> YOUR TASK
Identify the lines that include the word "在输送过程中", then copy all of them.

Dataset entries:

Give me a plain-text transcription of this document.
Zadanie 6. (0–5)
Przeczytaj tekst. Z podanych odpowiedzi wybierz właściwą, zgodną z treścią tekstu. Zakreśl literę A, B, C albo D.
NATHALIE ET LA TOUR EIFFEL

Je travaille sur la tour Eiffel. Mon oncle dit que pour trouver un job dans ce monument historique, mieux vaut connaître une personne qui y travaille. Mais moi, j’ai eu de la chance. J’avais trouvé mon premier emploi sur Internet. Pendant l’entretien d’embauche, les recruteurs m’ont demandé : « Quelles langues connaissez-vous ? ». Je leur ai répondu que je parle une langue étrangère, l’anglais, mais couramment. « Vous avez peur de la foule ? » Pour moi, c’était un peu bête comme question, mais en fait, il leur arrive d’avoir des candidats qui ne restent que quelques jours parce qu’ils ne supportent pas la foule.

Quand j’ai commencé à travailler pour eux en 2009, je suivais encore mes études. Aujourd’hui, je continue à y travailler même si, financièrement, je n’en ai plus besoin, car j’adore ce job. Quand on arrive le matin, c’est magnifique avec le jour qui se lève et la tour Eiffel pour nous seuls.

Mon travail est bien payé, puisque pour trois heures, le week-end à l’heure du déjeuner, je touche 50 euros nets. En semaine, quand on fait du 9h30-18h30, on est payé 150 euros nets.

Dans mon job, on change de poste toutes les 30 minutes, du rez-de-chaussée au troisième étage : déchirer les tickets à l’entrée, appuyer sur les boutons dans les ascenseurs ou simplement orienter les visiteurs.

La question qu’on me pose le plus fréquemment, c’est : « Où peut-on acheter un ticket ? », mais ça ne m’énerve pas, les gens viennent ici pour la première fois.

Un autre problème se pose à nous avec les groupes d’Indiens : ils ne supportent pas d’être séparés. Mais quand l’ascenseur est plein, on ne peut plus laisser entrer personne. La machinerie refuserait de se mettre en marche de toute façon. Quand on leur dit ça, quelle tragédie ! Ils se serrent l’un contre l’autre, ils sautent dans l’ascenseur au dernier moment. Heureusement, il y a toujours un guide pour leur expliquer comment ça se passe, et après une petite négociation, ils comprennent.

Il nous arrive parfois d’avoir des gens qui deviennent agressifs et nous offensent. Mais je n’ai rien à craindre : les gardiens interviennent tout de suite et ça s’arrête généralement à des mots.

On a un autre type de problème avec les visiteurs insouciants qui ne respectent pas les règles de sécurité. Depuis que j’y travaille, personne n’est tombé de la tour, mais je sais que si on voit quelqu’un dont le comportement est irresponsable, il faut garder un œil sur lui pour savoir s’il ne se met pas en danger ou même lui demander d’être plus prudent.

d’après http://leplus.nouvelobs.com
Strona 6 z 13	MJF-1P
...
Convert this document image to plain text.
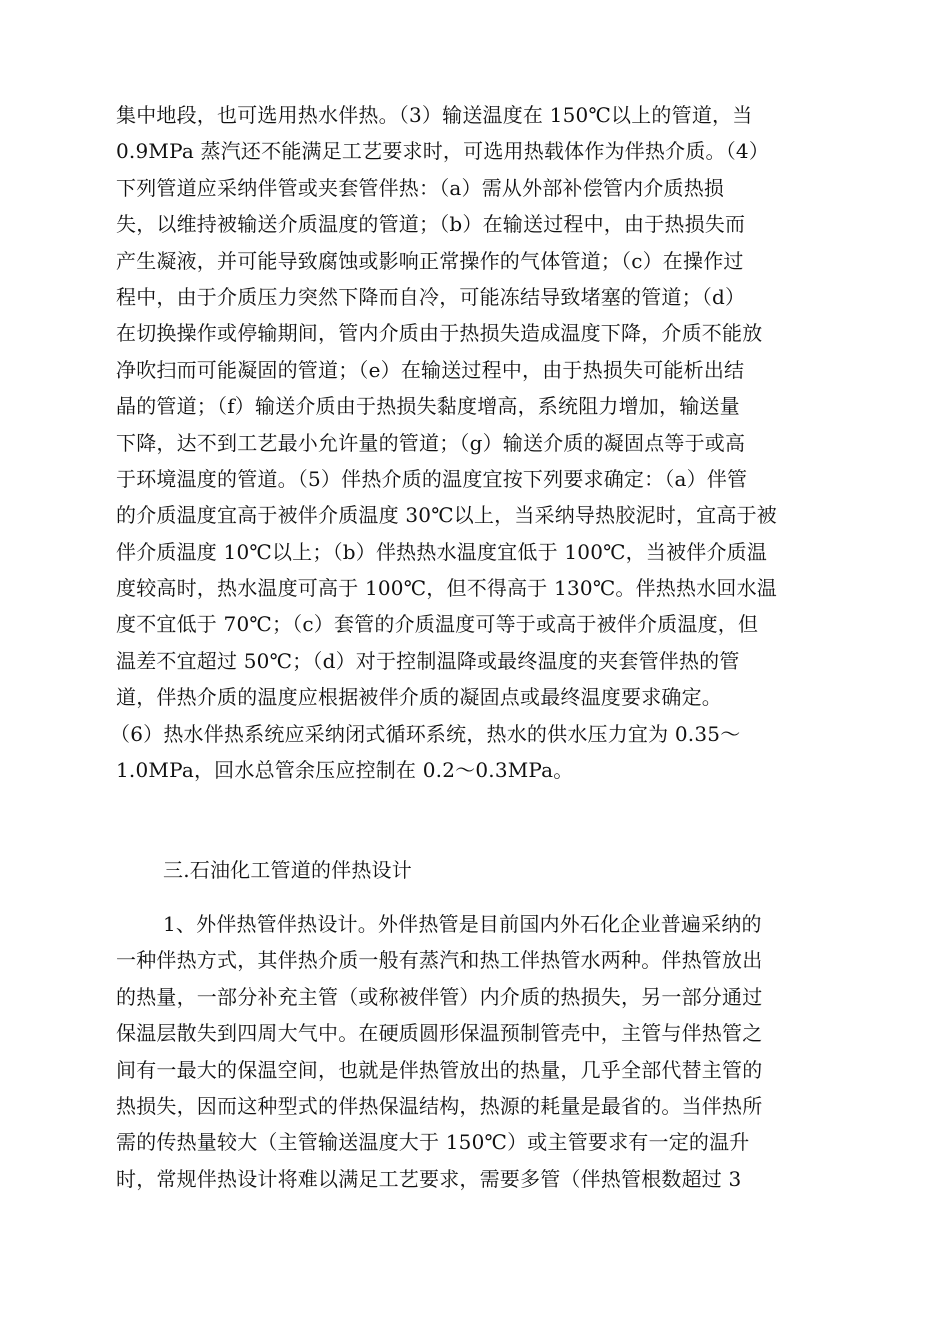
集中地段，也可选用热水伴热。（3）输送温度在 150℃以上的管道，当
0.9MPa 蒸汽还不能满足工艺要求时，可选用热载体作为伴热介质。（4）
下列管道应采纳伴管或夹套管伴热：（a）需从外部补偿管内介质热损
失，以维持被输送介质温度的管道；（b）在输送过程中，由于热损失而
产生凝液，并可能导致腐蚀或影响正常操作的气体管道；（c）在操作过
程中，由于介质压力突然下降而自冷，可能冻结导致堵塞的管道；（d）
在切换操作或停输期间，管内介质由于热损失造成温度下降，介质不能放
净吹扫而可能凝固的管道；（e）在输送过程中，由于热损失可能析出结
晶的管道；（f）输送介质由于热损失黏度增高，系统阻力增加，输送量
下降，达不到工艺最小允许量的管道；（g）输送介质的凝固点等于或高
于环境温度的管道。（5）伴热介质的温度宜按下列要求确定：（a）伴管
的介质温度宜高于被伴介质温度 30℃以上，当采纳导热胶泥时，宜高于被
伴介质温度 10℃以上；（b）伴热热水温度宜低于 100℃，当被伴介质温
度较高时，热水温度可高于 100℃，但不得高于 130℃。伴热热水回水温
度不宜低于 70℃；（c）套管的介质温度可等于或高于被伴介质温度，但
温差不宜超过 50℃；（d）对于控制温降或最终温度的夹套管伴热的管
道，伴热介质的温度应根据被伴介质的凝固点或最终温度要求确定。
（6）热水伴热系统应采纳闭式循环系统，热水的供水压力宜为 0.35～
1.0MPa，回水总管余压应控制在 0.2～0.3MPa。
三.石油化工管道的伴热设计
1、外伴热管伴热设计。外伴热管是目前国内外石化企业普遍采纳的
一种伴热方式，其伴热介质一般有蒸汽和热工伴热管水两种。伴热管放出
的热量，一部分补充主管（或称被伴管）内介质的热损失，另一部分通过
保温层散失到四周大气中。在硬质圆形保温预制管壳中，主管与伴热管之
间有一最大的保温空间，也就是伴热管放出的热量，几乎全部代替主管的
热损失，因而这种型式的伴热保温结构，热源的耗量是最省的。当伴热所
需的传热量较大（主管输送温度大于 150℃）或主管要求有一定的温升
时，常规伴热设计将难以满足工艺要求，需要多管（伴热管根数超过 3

> FULL ANSWER
失，以维持被输送介质温度的管道；（b）在输送过程中，由于热损失而
净吹扫而可能凝固的管道；（e）在输送过程中，由于热损失可能析出结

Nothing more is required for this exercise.